# START OF Input data

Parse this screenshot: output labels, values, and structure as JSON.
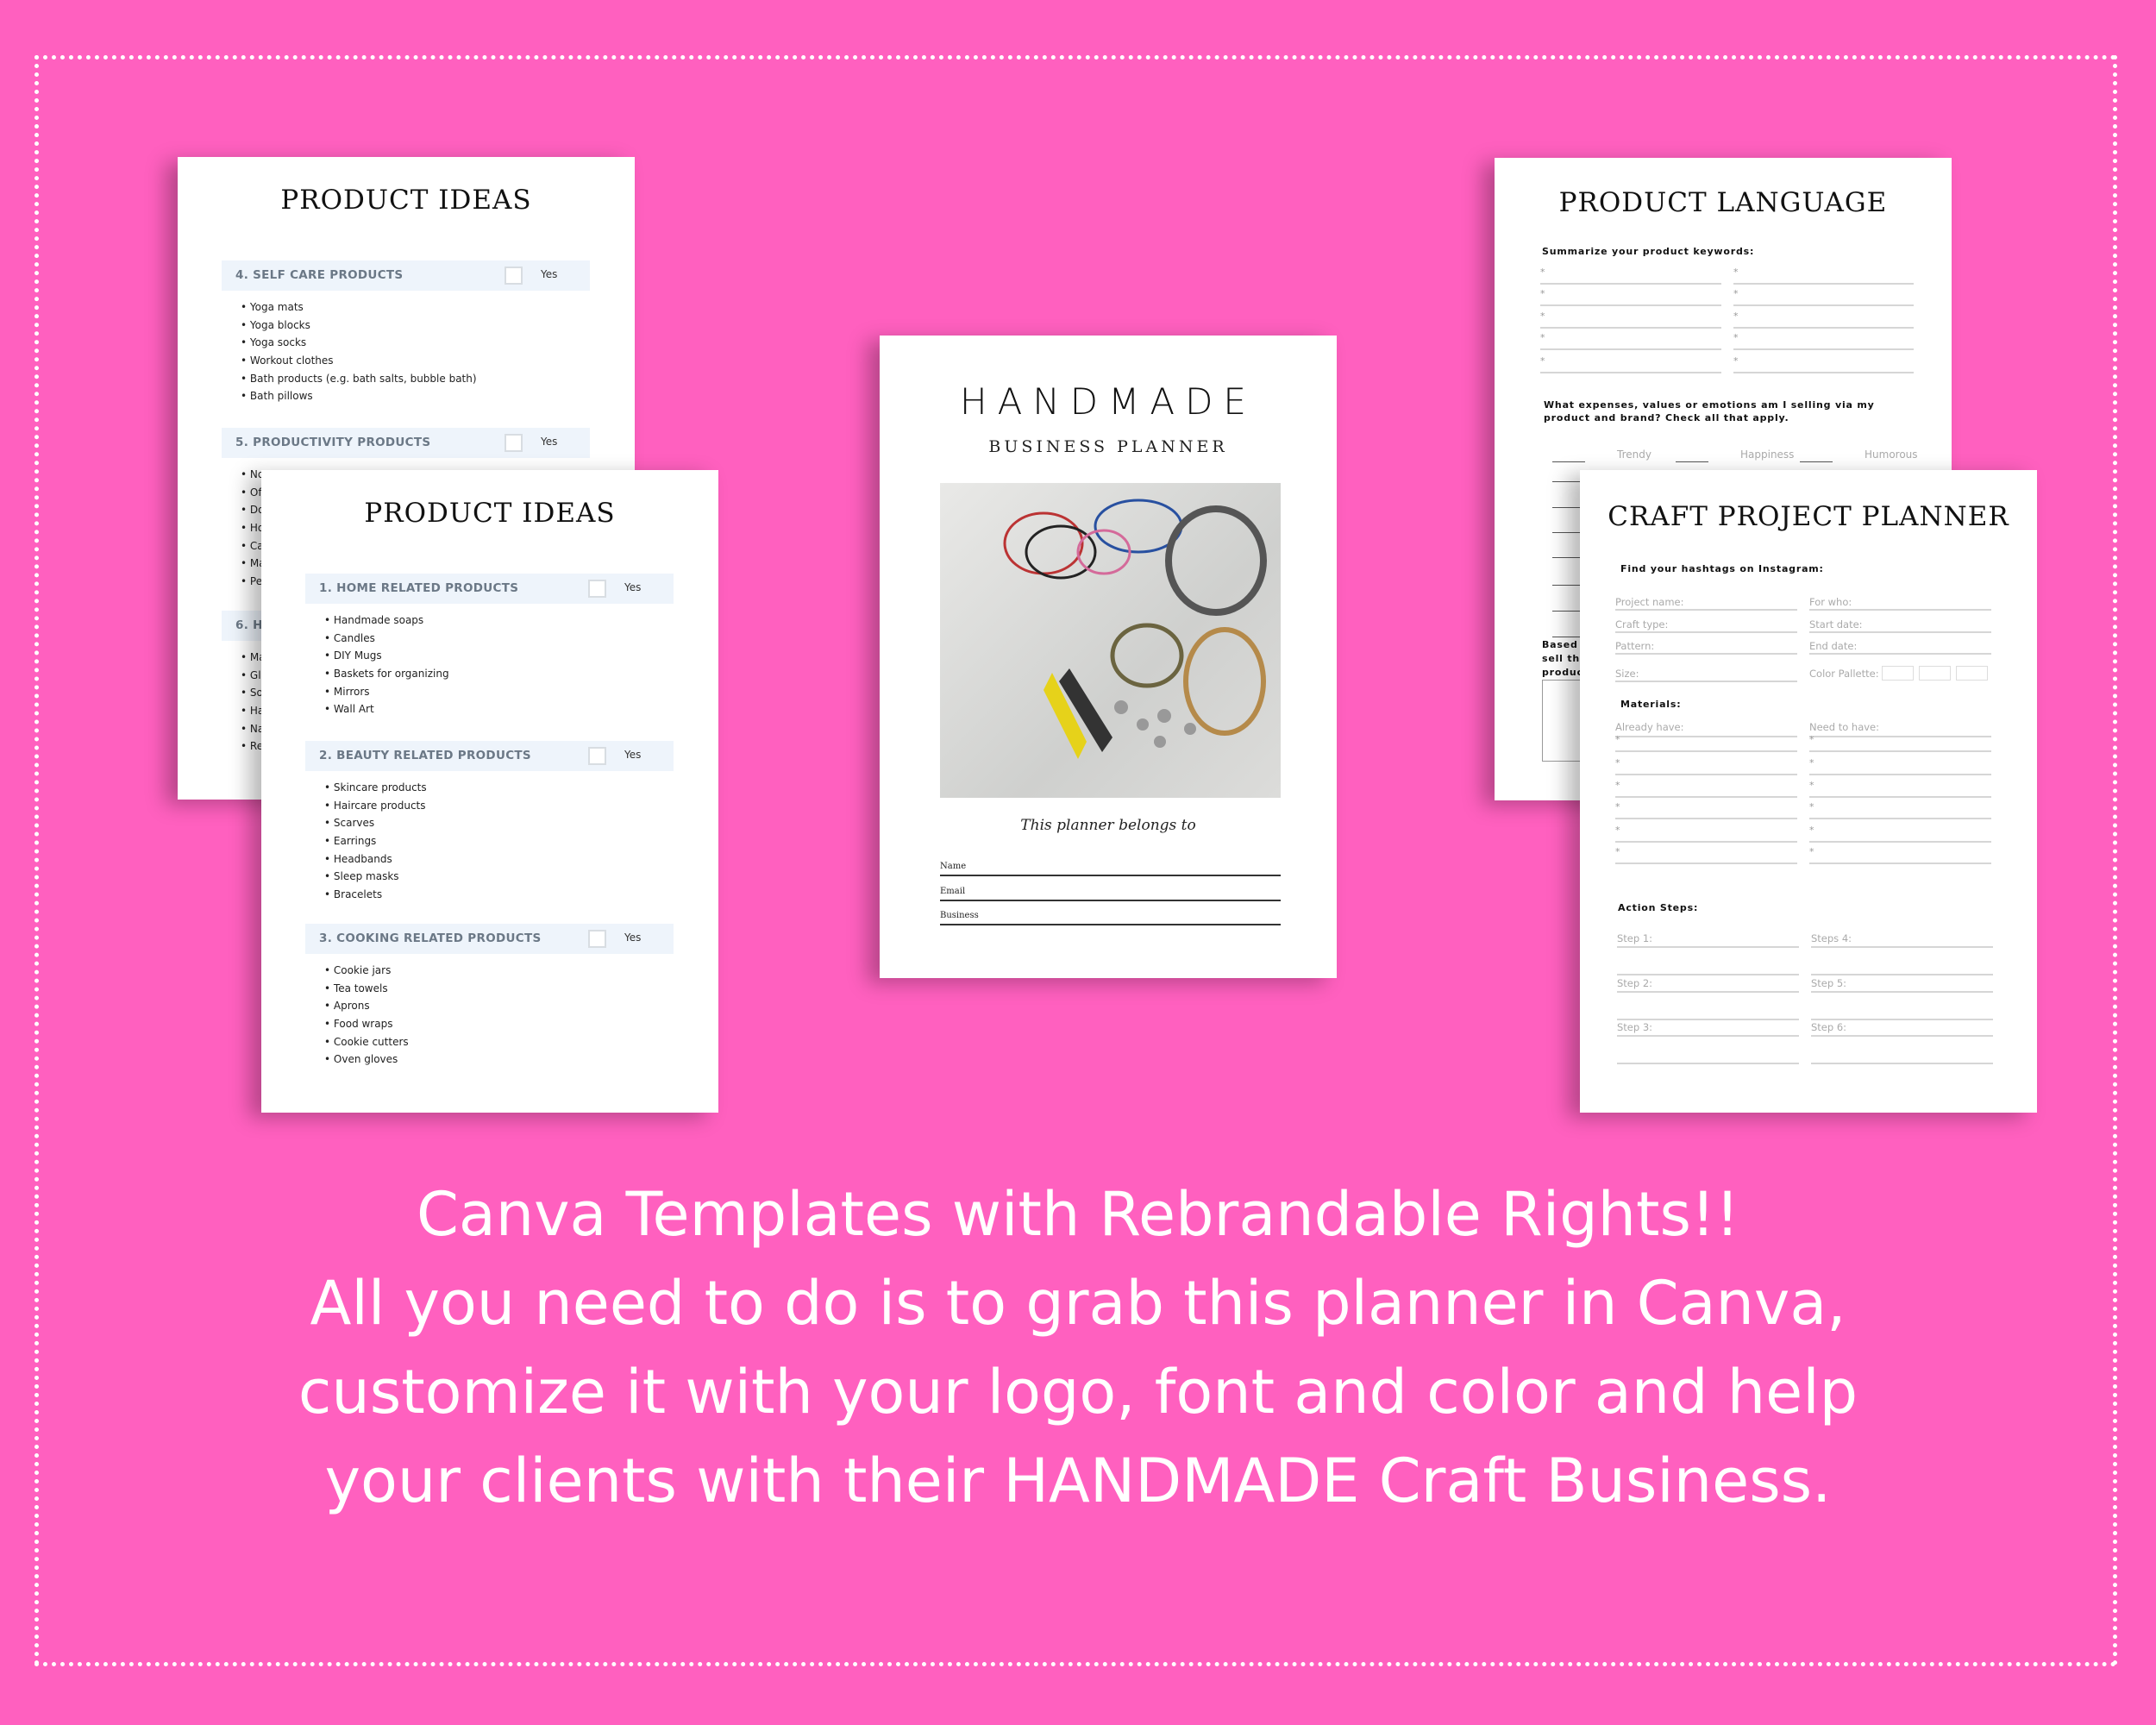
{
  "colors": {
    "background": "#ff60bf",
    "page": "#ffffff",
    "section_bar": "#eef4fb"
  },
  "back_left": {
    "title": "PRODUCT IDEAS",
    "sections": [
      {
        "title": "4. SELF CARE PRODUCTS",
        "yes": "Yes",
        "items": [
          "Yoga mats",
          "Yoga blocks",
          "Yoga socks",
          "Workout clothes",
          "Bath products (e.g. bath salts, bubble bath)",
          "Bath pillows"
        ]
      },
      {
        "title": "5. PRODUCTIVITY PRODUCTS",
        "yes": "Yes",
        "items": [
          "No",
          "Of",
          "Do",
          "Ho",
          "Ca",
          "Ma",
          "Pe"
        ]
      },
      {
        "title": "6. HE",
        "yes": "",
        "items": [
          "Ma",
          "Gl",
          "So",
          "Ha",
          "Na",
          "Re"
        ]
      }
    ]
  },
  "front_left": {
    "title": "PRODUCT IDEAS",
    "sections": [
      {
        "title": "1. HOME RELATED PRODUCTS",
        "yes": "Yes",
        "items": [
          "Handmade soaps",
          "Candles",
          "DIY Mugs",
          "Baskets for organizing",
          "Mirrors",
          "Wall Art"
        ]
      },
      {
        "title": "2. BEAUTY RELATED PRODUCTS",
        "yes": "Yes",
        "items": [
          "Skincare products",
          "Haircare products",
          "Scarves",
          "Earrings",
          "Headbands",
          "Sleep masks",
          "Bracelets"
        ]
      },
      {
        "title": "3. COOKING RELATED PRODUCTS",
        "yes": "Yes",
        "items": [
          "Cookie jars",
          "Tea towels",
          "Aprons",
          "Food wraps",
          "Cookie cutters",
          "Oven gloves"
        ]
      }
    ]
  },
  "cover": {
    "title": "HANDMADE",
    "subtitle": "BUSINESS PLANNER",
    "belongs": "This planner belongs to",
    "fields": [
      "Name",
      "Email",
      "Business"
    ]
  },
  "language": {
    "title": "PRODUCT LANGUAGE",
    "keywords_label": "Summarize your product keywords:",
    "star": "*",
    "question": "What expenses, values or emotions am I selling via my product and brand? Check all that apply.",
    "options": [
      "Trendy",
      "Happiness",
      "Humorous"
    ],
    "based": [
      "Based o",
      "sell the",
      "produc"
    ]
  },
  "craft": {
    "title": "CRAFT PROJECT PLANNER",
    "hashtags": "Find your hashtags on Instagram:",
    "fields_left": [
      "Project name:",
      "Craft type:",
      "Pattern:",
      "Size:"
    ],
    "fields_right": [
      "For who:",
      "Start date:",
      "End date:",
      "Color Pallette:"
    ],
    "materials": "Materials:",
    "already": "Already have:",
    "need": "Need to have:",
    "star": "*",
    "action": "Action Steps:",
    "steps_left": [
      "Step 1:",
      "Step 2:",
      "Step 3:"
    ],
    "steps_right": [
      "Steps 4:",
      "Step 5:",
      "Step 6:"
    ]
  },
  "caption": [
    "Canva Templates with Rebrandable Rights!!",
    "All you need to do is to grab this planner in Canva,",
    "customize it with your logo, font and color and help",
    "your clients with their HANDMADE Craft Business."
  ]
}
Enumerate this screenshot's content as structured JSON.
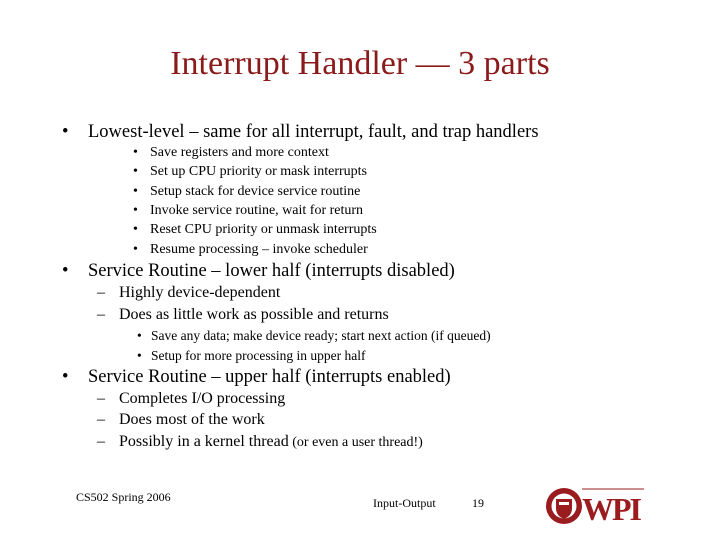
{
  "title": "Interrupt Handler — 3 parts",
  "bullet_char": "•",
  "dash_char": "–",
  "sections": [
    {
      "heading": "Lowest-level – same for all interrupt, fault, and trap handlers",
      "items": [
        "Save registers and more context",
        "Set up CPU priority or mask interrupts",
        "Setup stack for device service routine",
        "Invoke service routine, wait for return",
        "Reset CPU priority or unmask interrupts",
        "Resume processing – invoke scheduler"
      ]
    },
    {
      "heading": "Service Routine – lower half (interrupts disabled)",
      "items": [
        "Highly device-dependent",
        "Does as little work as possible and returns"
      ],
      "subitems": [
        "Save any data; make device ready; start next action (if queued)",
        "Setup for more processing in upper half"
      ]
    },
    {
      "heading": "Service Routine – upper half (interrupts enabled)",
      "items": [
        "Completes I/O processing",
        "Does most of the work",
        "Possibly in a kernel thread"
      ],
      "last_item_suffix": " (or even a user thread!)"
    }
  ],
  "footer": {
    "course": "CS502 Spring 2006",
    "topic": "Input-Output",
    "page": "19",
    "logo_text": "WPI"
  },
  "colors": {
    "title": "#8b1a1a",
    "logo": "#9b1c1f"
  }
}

# END OF Input data

» **What the task requires**
All the lines above are to be given again exactly as they read, with the pictures removed.

» **Task output**
Parse this screenshot: output labels, values, and structure as JSON.
{
  "colors": {
    "background": "#ff60bf",
    "page": "#ffffff",
    "section_bar": "#eef4fb"
  },
  "back_left": {
    "title": "PRODUCT IDEAS",
    "sections": [
      {
        "title": "4. SELF CARE PRODUCTS",
        "yes": "Yes",
        "items": [
          "Yoga mats",
          "Yoga blocks",
          "Yoga socks",
          "Workout clothes",
          "Bath products (e.g. bath salts, bubble bath)",
          "Bath pillows"
        ]
      },
      {
        "title": "5. PRODUCTIVITY PRODUCTS",
        "yes": "Yes",
        "items": [
          "No",
          "Of",
          "Do",
          "Ho",
          "Ca",
          "Ma",
          "Pe"
        ]
      },
      {
        "title": "6. HE",
        "yes": "",
        "items": [
          "Ma",
          "Gl",
          "So",
          "Ha",
          "Na",
          "Re"
        ]
      }
    ]
  },
  "front_left": {
    "title": "PRODUCT IDEAS",
    "sections": [
      {
        "title": "1. HOME RELATED PRODUCTS",
        "yes": "Yes",
        "items": [
          "Handmade soaps",
          "Candles",
          "DIY Mugs",
          "Baskets for organizing",
          "Mirrors",
          "Wall Art"
        ]
      },
      {
        "title": "2. BEAUTY RELATED PRODUCTS",
        "yes": "Yes",
        "items": [
          "Skincare products",
          "Haircare products",
          "Scarves",
          "Earrings",
          "Headbands",
          "Sleep masks",
          "Bracelets"
        ]
      },
      {
        "title": "3. COOKING RELATED PRODUCTS",
        "yes": "Yes",
        "items": [
          "Cookie jars",
          "Tea towels",
          "Aprons",
          "Food wraps",
          "Cookie cutters",
          "Oven gloves"
        ]
      }
    ]
  },
  "cover": {
    "title": "HANDMADE",
    "subtitle": "BUSINESS PLANNER",
    "belongs": "This planner belongs to",
    "fields": [
      "Name",
      "Email",
      "Business"
    ]
  },
  "language": {
    "title": "PRODUCT LANGUAGE",
    "keywords_label": "Summarize your product keywords:",
    "star": "*",
    "question": "What expenses, values or emotions am I selling via my product and brand? Check all that apply.",
    "options": [
      "Trendy",
      "Happiness",
      "Humorous"
    ],
    "based": [
      "Based o",
      "sell the",
      "produc"
    ]
  },
  "craft": {
    "title": "CRAFT PROJECT PLANNER",
    "hashtags": "Find your hashtags on Instagram:",
    "fields_left": [
      "Project name:",
      "Craft type:",
      "Pattern:",
      "Size:"
    ],
    "fields_right": [
      "For who:",
      "Start date:",
      "End date:",
      "Color Pallette:"
    ],
    "materials": "Materials:",
    "already": "Already have:",
    "need": "Need to have:",
    "star": "*",
    "action": "Action Steps:",
    "steps_left": [
      "Step 1:",
      "Step 2:",
      "Step 3:"
    ],
    "steps_right": [
      "Steps 4:",
      "Step 5:",
      "Step 6:"
    ]
  },
  "caption": [
    "Canva Templates with Rebrandable Rights!!",
    "All you need to do is to grab this planner in Canva,",
    "customize it with your logo, font and color and help",
    "your clients with their HANDMADE Craft Business."
  ]
}
Enumerate this screenshot's content as structured JSON.
{
  "title": "Interrupt Handler — 3 parts",
  "bullet_char": "•",
  "dash_char": "–",
  "sections": [
    {
      "heading": "Lowest-level – same for all interrupt, fault, and trap handlers",
      "items": [
        "Save registers and more context",
        "Set up CPU priority or mask interrupts",
        "Setup stack for device service routine",
        "Invoke service routine, wait for return",
        "Reset CPU priority or unmask interrupts",
        "Resume processing – invoke scheduler"
      ]
    },
    {
      "heading": "Service Routine – lower half (interrupts disabled)",
      "items": [
        "Highly device-dependent",
        "Does as little work as possible and returns"
      ],
      "subitems": [
        "Save any data; make device ready; start next action (if queued)",
        "Setup for more processing in upper half"
      ]
    },
    {
      "heading": "Service Routine – upper half (interrupts enabled)",
      "items": [
        "Completes I/O processing",
        "Does most of the work",
        "Possibly in a kernel thread"
      ],
      "last_item_suffix": " (or even a user thread!)"
    }
  ],
  "footer": {
    "course": "CS502 Spring 2006",
    "topic": "Input-Output",
    "page": "19",
    "logo_text": "WPI"
  },
  "colors": {
    "title": "#8b1a1a",
    "logo": "#9b1c1f"
  }
}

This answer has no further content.